[Dataset excerpt]
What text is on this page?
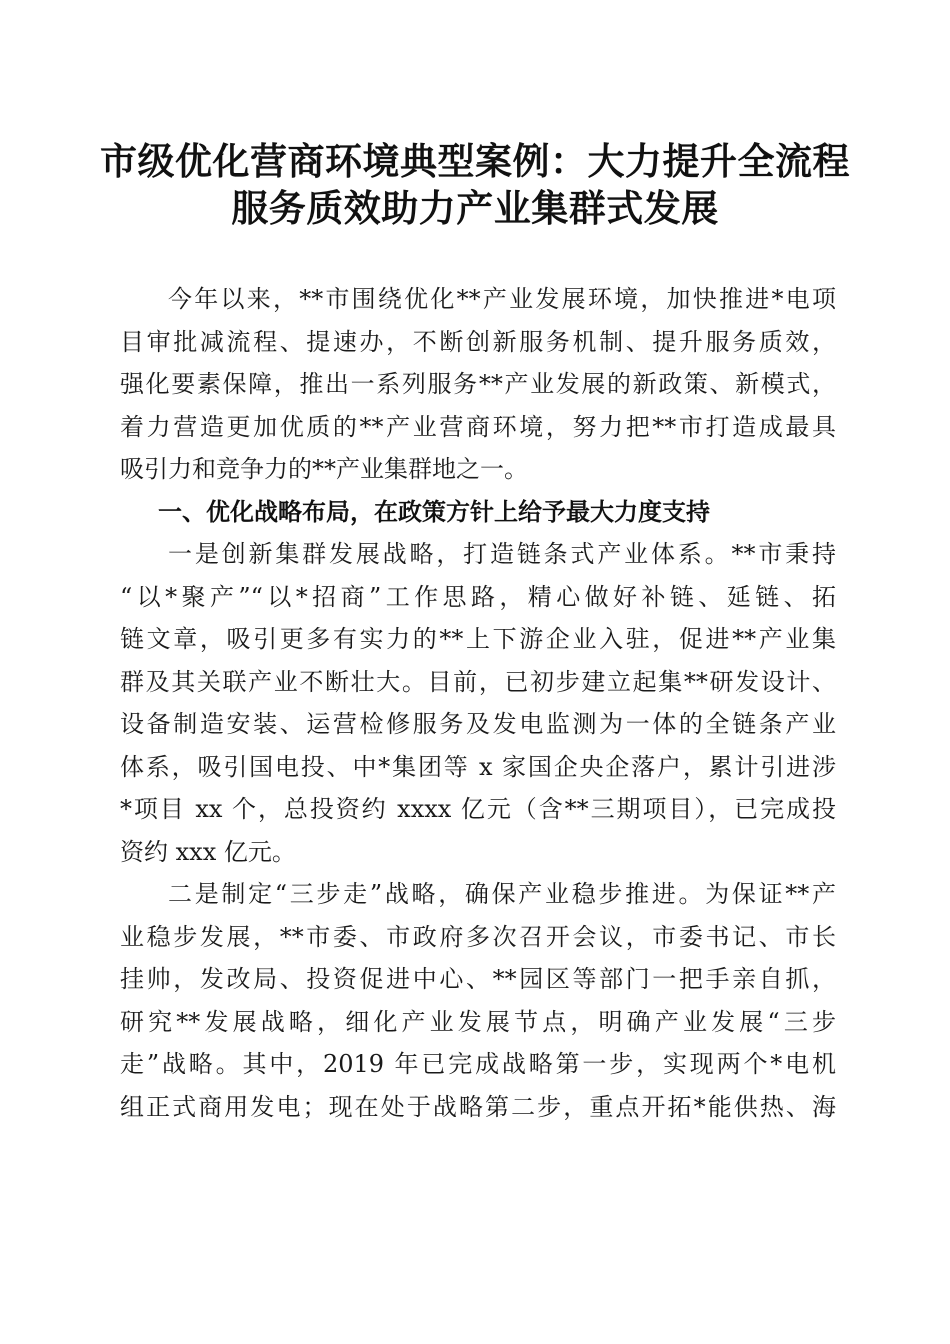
市级优化营商环境典型案例：大力提升全流程
服务质效助力产业集群式发展
今年以来，**市围绕优化**产业发展环境，加快推进*电项
目审批减流程、提速办，不断创新服务机制、提升服务质效，
强化要素保障，推出一系列服务**产业发展的新政策、新模式，
着力营造更加优质的**产业营商环境，努力把**市打造成最具
吸引力和竞争力的**产业集群地之一。
一、优化战略布局，在政策方针上给予最大力度支持
一是创新集群发展战略，打造链条式产业体系。**市秉持
“以*聚产”“以*招商”工作思路，精心做好补链、延链、拓
链文章，吸引更多有实力的**上下游企业入驻，促进**产业集
群及其关联产业不断壮大。目前，已初步建立起集**研发设计、
设备制造安装、运营检修服务及发电监测为一体的全链条产业
体系，吸引国电投、中*集团等 x 家国企央企落户，累计引进涉
*项目 xx 个，总投资约 xxxx 亿元（含**三期项目），已完成投
资约 xxx 亿元。
二是制定“三步走”战略，确保产业稳步推进。为保证**产
业稳步发展，**市委、市政府多次召开会议，市委书记、市长
挂帅，发改局、投资促进中心、**园区等部门一把手亲自抓，
研究**发展战略，细化产业发展节点，明确产业发展“三步
走”战略。其中，2019 年已完成战略第一步，实现两个*电机
组正式商用发电；现在处于战略第二步，重点开拓*能供热、海
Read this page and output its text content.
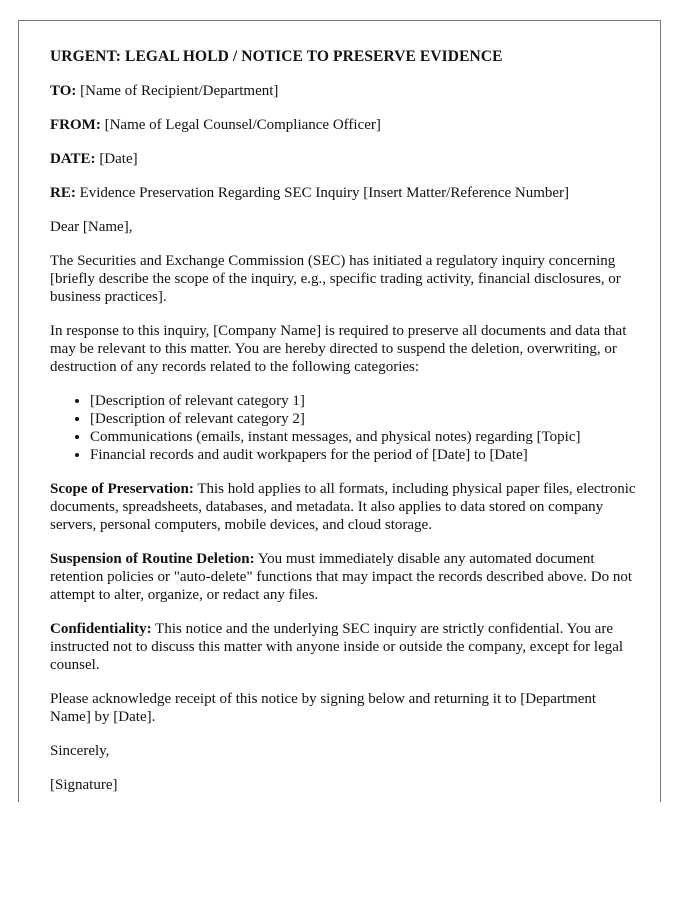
URGENT: LEGAL HOLD / NOTICE TO PRESERVE EVIDENCE
TO: [Name of Recipient/Department]
FROM: [Name of Legal Counsel/Compliance Officer]
DATE: [Date]
RE: Evidence Preservation Regarding SEC Inquiry [Insert Matter/Reference Number]

Dear [Name],

The Securities and Exchange Commission (SEC) has initiated a regulatory inquiry concerning [briefly describe the scope of the inquiry, e.g., specific trading activity, financial disclosures, or business practices].

In response to this inquiry, [Company Name] is required to preserve all documents and data that may be relevant to this matter. You are hereby directed to suspend the deletion, overwriting, or destruction of any records related to the following categories:

• [Description of relevant category 1]
• [Description of relevant category 2]
• Communications (emails, instant messages, and physical notes) regarding [Topic]
• Financial records and audit workpapers for the period of [Date] to [Date]

Scope of Preservation: This hold applies to all formats, including physical paper files, electronic documents, spreadsheets, databases, and metadata. It also applies to data stored on company servers, personal computers, mobile devices, and cloud storage.

Suspension of Routine Deletion: You must immediately disable any automated document retention policies or "auto-delete" functions that may impact the records described above. Do not attempt to alter, organize, or redact any files.

Confidentiality: This notice and the underlying SEC inquiry are strictly confidential. You are instructed not to discuss this matter with anyone inside or outside the company, except for legal counsel.

Please acknowledge receipt of this notice by signing below and returning it to [Department Name] by [Date].

Sincerely,

[Signature]
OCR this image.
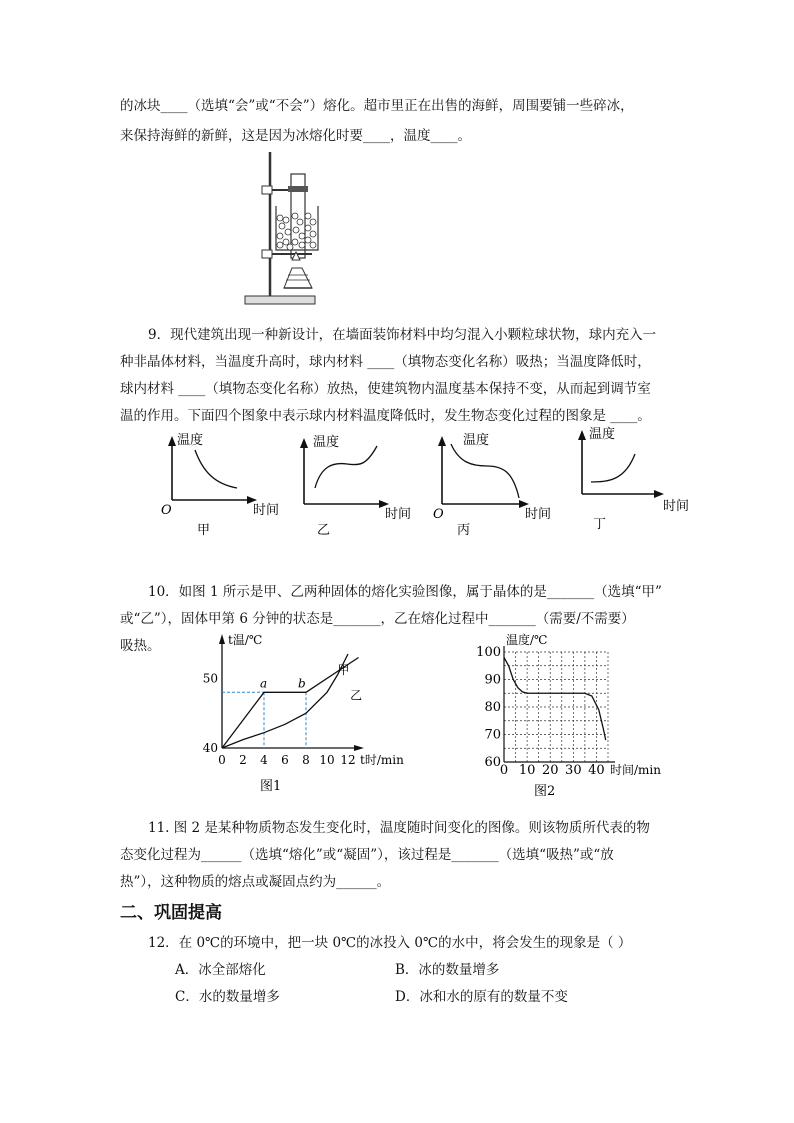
的冰块____（选填“会”或“不会”）熔化。超市里正在出售的海鲜，周围要铺一些碎冰，
来保持海鲜的新鲜，这是因为冰熔化时要____，温度____。
9．现代建筑出现一种新设计，在墙面装饰材料中均匀混入小颗粒球状物，球内充入一
种非晶体材料，当温度升高时，球内材料 ____（填物态变化名称）吸热；当温度降低时，
球内材料 ____（填物态变化名称）放热，使建筑物内温度基本保持不变，从而起到调节室
温的作用。下面四个图象中表示球内材料温度降低时，发生物态变化过程的图象是 ____。
温度
时间
O
甲
温度
时间
乙
温度
时间
O
丙
温度
时间
丁
10．如图 1 所示是甲、乙两种固体的熔化实验图像，属于晶体的是_______（选填“甲”
或“乙”），固体甲第 6 分钟的状态是_______，乙在熔化过程中_______（需要/不需要）
吸热。	t温/℃
t时/min
0 2 4 6 8 10 12
40
50	a	b
甲
乙
图1
温度/℃
时间/min
0 10 20 30 40
60
70
80
90
100
图2
11. 图 2 是某种物质物态发生变化时，温度随时间变化的图像。则该物质所代表的物
态变化过程为______（选填“熔化”或“凝固”），该过程是_______（选填“吸热”或“放
热”），这种物质的熔点或凝固点约为______。
二、巩固提高
12．在 0℃的环境中，把一块 0℃的冰投入 0℃的水中，将会发生的现象是（ ）
A．冰全部熔化	B．冰的数量增多
C．水的数量增多	D．冰和水的原有的数量不变
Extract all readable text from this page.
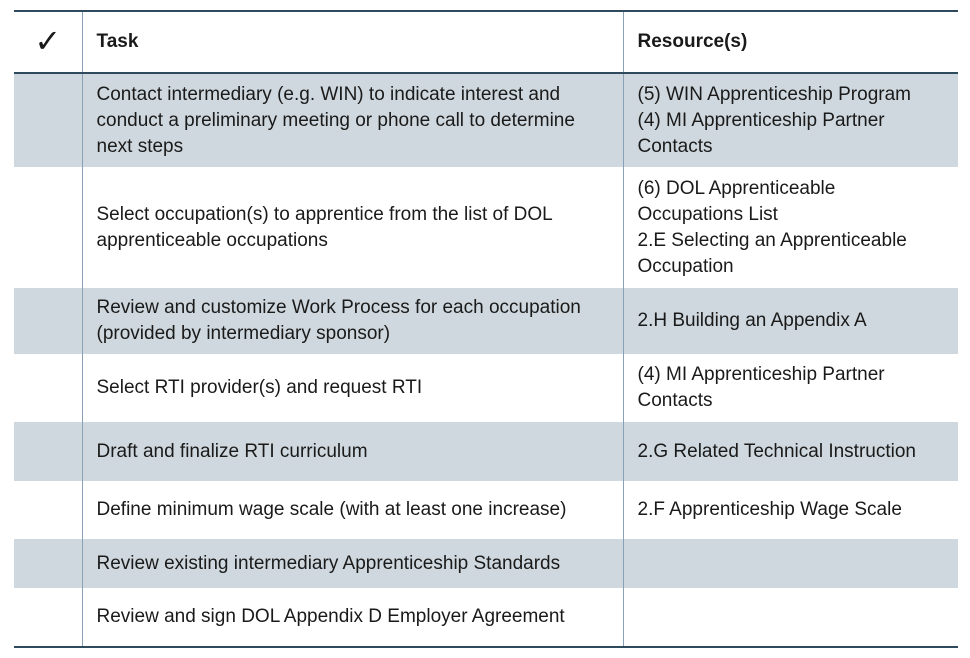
✓	Task	Resource(s)
	Contact intermediary (e.g. WIN) to indicate interest and conduct a preliminary meeting or phone call to determine next steps	(5) WIN Apprenticeship Program
(4) MI Apprenticeship Partner Contacts

	Select occupation(s) to apprentice from the list of DOL apprenticeable occupations	(6) DOL Apprenticeable Occupations List
2.E Selecting an Apprenticeable Occupation

	Review and customize Work Process for each occupation (provided by intermediary sponsor)	2.H Building an Appendix A

	Select RTI provider(s) and request RTI	(4) MI Apprenticeship Partner Contacts

	Draft and finalize RTI curriculum	2.G Related Technical Instruction

	Define minimum wage scale (with at least one increase)	2.F Apprenticeship Wage Scale

	Review existing intermediary Apprenticeship Standards	
	Review and sign DOL Appendix D Employer Agreement	
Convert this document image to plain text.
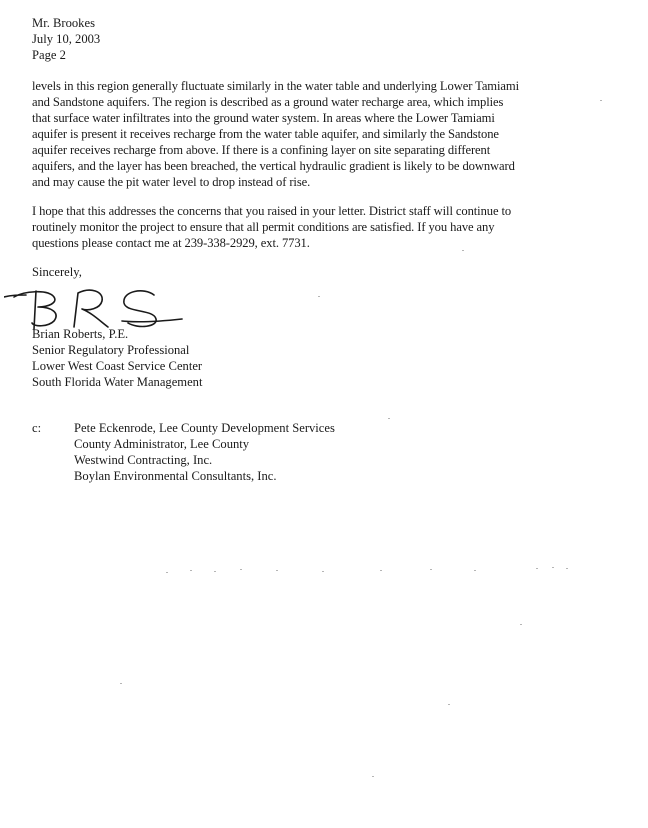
Mr. Brookes
July 10, 2003
Page 2
levels in this region generally fluctuate similarly in the water table and underlying Lower Tamiami
and Sandstone aquifers. The region is described as a ground water recharge area, which implies
that surface water infiltrates into the ground water system. In areas where the Lower Tamiami
aquifer is present it receives recharge from the water table aquifer, and similarly the Sandstone
aquifer receives recharge from above. If there is a confining layer on site separating different
aquifers, and the layer has been breached, the vertical hydraulic gradient is likely to be downward
and may cause the pit water level to drop instead of rise.
I hope that this addresses the concerns that you raised in your letter. District staff will continue to
routinely monitor the project to ensure that all permit conditions are satisfied. If you have any
questions please contact me at 239-338-2929, ext. 7731.
Sincerely,
Brian Roberts, P.E.
Senior Regulatory Professional
Lower West Coast Service Center
South Florida Water Management
c:	Pete Eckenrode, Lee County Development Services
County Administrator, Lee County
Westwind Contracting, Inc.
Boylan Environmental Consultants, Inc.
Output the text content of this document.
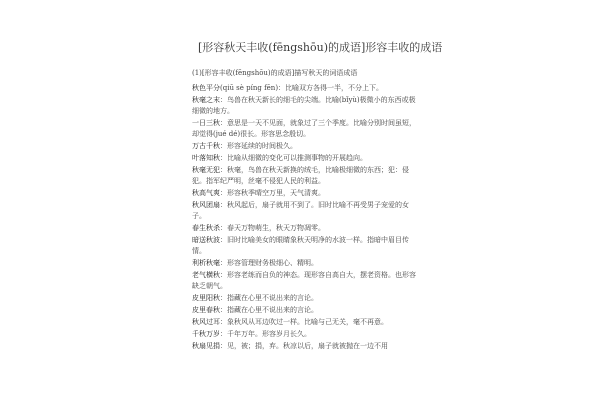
[形容秋天丰收(fēngshōu)的成语]形容丰收的成语
(1)[形容丰收(fēngshōu)的成语]描写秋天的词语成语
秋色平分(qiū sè píng fēn)：比喻双方各得一半，不分上下。
秋毫之末：鸟兽在秋天新长的细毛的尖端。比喻(bǐyù)极微小的东西或极细微的地方。
一日三秋：意思是一天不见面，就象过了三个季度。比喻分别时间虽短，却觉得(jué dé)很长。形容思念殷切。
万古千秋：形容延续的时间极久。
叶落知秋：比喻从细微的变化可以推测事物的开展趋向。
秋毫无犯：秋毫，鸟兽在秋天新换的绒毛，比喻极细微的东西；犯：侵犯。指军纪严明，丝毫不侵犯人民的利益。
秋高气爽：形容秋季晴空万里，天气清爽。
秋风团扇：秋风起后，扇子就用不到了。旧时比喻不再受男子宠爱的女子。
春生秋杀：春天万物萌生，秋天万物凋零。
暗送秋波：旧时比喻美女的眼睛象秋天明净的水波一样。指暗中眉目传情。
利析秋毫：形容管理财务极细心、精明。
老气横秋：形容老练而自负的神态。现形容自高自大，摆老资格。也形容缺乏朝气。
皮里阳秋：指藏在心里不说出来的言论。
皮里春秋：指藏在心里不说出来的言论。
秋风过耳：象秋风从耳边吹过一样。比喻与己无关，毫不再意。
千秋万岁：千年万年。形容岁月长久。
秋扇见捐：见，被；捐，弃。秋凉以后，扇子就被抛在一边不用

# Problem to work on
All of the lines above should be retyped precisely, apart from the pictures.

# The response
What text is on this page?
市级优化营商环境典型案例：大力提升全流程
服务质效助力产业集群式发展
今年以来，**市围绕优化**产业发展环境，加快推进*电项
目审批减流程、提速办，不断创新服务机制、提升服务质效，
强化要素保障，推出一系列服务**产业发展的新政策、新模式，
着力营造更加优质的**产业营商环境，努力把**市打造成最具
吸引力和竞争力的**产业集群地之一。
一、优化战略布局，在政策方针上给予最大力度支持
一是创新集群发展战略，打造链条式产业体系。**市秉持
“以*聚产”“以*招商”工作思路，精心做好补链、延链、拓
链文章，吸引更多有实力的**上下游企业入驻，促进**产业集
群及其关联产业不断壮大。目前，已初步建立起集**研发设计、
设备制造安装、运营检修服务及发电监测为一体的全链条产业
体系，吸引国电投、中*集团等 x 家国企央企落户，累计引进涉
*项目 xx 个，总投资约 xxxx 亿元（含**三期项目），已完成投
资约 xxx 亿元。
二是制定“三步走”战略，确保产业稳步推进。为保证**产
业稳步发展，**市委、市政府多次召开会议，市委书记、市长
挂帅，发改局、投资促进中心、**园区等部门一把手亲自抓，
研究**发展战略，细化产业发展节点，明确产业发展“三步
走”战略。其中，2019 年已完成战略第一步，实现两个*电机
组正式商用发电；现在处于战略第二步，重点开拓*能供热、海
Read this page and output its text content.
URGENT: LEGAL HOLD / NOTICE TO PRESERVE EVIDENCE
TO: [Name of Recipient/Department]
FROM: [Name of Legal Counsel/Compliance Officer]
DATE: [Date]
RE: Evidence Preservation Regarding SEC Inquiry [Insert Matter/Reference Number]

Dear [Name],

The Securities and Exchange Commission (SEC) has initiated a regulatory inquiry concerning [briefly describe the scope of the inquiry, e.g., specific trading activity, financial disclosures, or business practices].

In response to this inquiry, [Company Name] is required to preserve all documents and data that may be relevant to this matter. You are hereby directed to suspend the deletion, overwriting, or destruction of any records related to the following categories:

• [Description of relevant category 1]
• [Description of relevant category 2]
• Communications (emails, instant messages, and physical notes) regarding [Topic]
• Financial records and audit workpapers for the period of [Date] to [Date]

Scope of Preservation: This hold applies to all formats, including physical paper files, electronic documents, spreadsheets, databases, and metadata. It also applies to data stored on company servers, personal computers, mobile devices, and cloud storage.

Suspension of Routine Deletion: You must immediately disable any automated document retention policies or "auto-delete" functions that may impact the records described above. Do not attempt to alter, organize, or redact any files.

Confidentiality: This notice and the underlying SEC inquiry are strictly confidential. You are instructed not to discuss this matter with anyone inside or outside the company, except for legal counsel.

Please acknowledge receipt of this notice by signing below and returning it to [Department Name] by [Date].

Sincerely,

[Signature]
OCR this image.
的冰块____（选填“会”或“不会”）熔化。超市里正在出售的海鲜，周围要铺一些碎冰，
来保持海鲜的新鲜，这是因为冰熔化时要____，温度____。
9．现代建筑出现一种新设计，在墙面装饰材料中均匀混入小颗粒球状物，球内充入一
种非晶体材料，当温度升高时，球内材料 ____（填物态变化名称）吸热；当温度降低时，
球内材料 ____（填物态变化名称）放热，使建筑物内温度基本保持不变，从而起到调节室
温的作用。下面四个图象中表示球内材料温度降低时，发生物态变化过程的图象是 ____。
温度
时间
O
甲
温度
时间
乙
温度
时间
O
丙
温度
时间
丁
10．如图 1 所示是甲、乙两种固体的熔化实验图像，属于晶体的是_______（选填“甲”
或“乙”），固体甲第 6 分钟的状态是_______，乙在熔化过程中_______（需要/不需要）
吸热。	t温/℃
t时/min
0 2 4 6 8 10 12
40
50	a	b
甲
乙
图1
温度/℃
时间/min
0 10 20 30 40
60
70
80
90
100
图2
11. 图 2 是某种物质物态发生变化时，温度随时间变化的图像。则该物质所代表的物
态变化过程为______（选填“熔化”或“凝固”），该过程是_______（选填“吸热”或“放
热”），这种物质的熔点或凝固点约为______。
二、巩固提高
12．在 0℃的环境中，把一块 0℃的冰投入 0℃的水中，将会发生的现象是（ ）
A．冰全部熔化	B．冰的数量增多
C．水的数量增多	D．冰和水的原有的数量不变
Extract all readable text from this page.
✓	Task	Resource(s)
	Contact intermediary (e.g. WIN) to indicate interest and conduct a preliminary meeting or phone call to determine next steps	(5) WIN Apprenticeship Program
(4) MI Apprenticeship Partner Contacts

	Select occupation(s) to apprentice from the list of DOL apprenticeable occupations	(6) DOL Apprenticeable Occupations List
2.E Selecting an Apprenticeable Occupation

	Review and customize Work Process for each occupation (provided by intermediary sponsor)	2.H Building an Appendix A

	Select RTI provider(s) and request RTI	(4) MI Apprenticeship Partner Contacts

	Draft and finalize RTI curriculum	2.G Related Technical Instruction

	Define minimum wage scale (with at least one increase)	2.F Apprenticeship Wage Scale

	Review existing intermediary Apprenticeship Standards	
	Review and sign DOL Appendix D Employer Agreement	
Convert this document image to plain text.
Mr. Brookes
July 10, 2003
Page 2
levels in this region generally fluctuate similarly in the water table and underlying Lower Tamiami
and Sandstone aquifers. The region is described as a ground water recharge area, which implies
that surface water infiltrates into the ground water system. In areas where the Lower Tamiami
aquifer is present it receives recharge from the water table aquifer, and similarly the Sandstone
aquifer receives recharge from above. If there is a confining layer on site separating different
aquifers, and the layer has been breached, the vertical hydraulic gradient is likely to be downward
and may cause the pit water level to drop instead of rise.
I hope that this addresses the concerns that you raised in your letter. District staff will continue to
routinely monitor the project to ensure that all permit conditions are satisfied. If you have any
questions please contact me at 239-338-2929, ext. 7731.
Sincerely,
Brian Roberts, P.E.
Senior Regulatory Professional
Lower West Coast Service Center
South Florida Water Management
c:	Pete Eckenrode, Lee County Development Services
County Administrator, Lee County
Westwind Contracting, Inc.
Boylan Environmental Consultants, Inc.
Output the text content of this document.
[形容秋天丰收(fēngshōu)的成语]形容丰收的成语
(1)[形容丰收(fēngshōu)的成语]描写秋天的词语成语
秋色平分(qiū sè píng fēn)：比喻双方各得一半，不分上下。
秋毫之末：鸟兽在秋天新长的细毛的尖端。比喻(bǐyù)极微小的东西或极细微的地方。
一日三秋：意思是一天不见面，就象过了三个季度。比喻分别时间虽短，却觉得(jué dé)很长。形容思念殷切。
万古千秋：形容延续的时间极久。
叶落知秋：比喻从细微的变化可以推测事物的开展趋向。
秋毫无犯：秋毫，鸟兽在秋天新换的绒毛，比喻极细微的东西；犯：侵犯。指军纪严明，丝毫不侵犯人民的利益。
秋高气爽：形容秋季晴空万里，天气清爽。
秋风团扇：秋风起后，扇子就用不到了。旧时比喻不再受男子宠爱的女子。
春生秋杀：春天万物萌生，秋天万物凋零。
暗送秋波：旧时比喻美女的眼睛象秋天明净的水波一样。指暗中眉目传情。
利析秋毫：形容管理财务极细心、精明。
老气横秋：形容老练而自负的神态。现形容自高自大，摆老资格。也形容缺乏朝气。
皮里阳秋：指藏在心里不说出来的言论。
皮里春秋：指藏在心里不说出来的言论。
秋风过耳：象秋风从耳边吹过一样。比喻与己无关，毫不再意。
千秋万岁：千年万年。形容岁月长久。
秋扇见捐：见，被；捐，弃。秋凉以后，扇子就被抛在一边不用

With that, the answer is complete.